* **Job**: Using the material below, work out how many lines contain the word "JSON". Reply with the number and nothing more.
**********
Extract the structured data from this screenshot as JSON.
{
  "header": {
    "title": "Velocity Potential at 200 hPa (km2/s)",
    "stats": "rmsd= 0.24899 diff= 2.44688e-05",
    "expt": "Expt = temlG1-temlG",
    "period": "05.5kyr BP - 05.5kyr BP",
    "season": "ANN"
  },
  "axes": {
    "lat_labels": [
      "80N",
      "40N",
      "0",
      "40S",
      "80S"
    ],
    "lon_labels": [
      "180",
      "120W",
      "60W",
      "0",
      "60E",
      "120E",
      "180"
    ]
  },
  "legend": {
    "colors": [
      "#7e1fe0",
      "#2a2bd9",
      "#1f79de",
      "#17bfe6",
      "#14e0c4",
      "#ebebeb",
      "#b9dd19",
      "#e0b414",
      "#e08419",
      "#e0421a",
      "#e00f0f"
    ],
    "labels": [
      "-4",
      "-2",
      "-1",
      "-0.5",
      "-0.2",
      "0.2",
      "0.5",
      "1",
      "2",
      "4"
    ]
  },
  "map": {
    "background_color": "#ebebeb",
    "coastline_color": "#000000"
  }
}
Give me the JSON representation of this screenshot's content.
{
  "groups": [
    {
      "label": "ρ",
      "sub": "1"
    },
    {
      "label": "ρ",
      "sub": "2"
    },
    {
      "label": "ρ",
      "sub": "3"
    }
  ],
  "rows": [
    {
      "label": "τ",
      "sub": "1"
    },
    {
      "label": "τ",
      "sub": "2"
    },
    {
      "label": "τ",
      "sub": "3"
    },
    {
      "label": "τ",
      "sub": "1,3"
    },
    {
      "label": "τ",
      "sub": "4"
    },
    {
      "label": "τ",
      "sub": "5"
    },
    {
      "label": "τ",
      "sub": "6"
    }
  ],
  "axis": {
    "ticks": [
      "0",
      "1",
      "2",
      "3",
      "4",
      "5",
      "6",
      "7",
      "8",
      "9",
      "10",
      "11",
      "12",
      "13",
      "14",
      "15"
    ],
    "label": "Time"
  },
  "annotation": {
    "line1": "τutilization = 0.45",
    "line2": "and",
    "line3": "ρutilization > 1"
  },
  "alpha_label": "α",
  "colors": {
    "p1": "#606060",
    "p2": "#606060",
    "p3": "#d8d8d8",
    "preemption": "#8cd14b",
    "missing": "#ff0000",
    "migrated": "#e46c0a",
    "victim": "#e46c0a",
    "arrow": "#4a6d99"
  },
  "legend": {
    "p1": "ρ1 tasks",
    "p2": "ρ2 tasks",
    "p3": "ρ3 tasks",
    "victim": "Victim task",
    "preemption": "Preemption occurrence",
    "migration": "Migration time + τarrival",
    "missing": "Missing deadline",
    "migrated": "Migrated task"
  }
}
**********
* **Solution to this exercise**: 2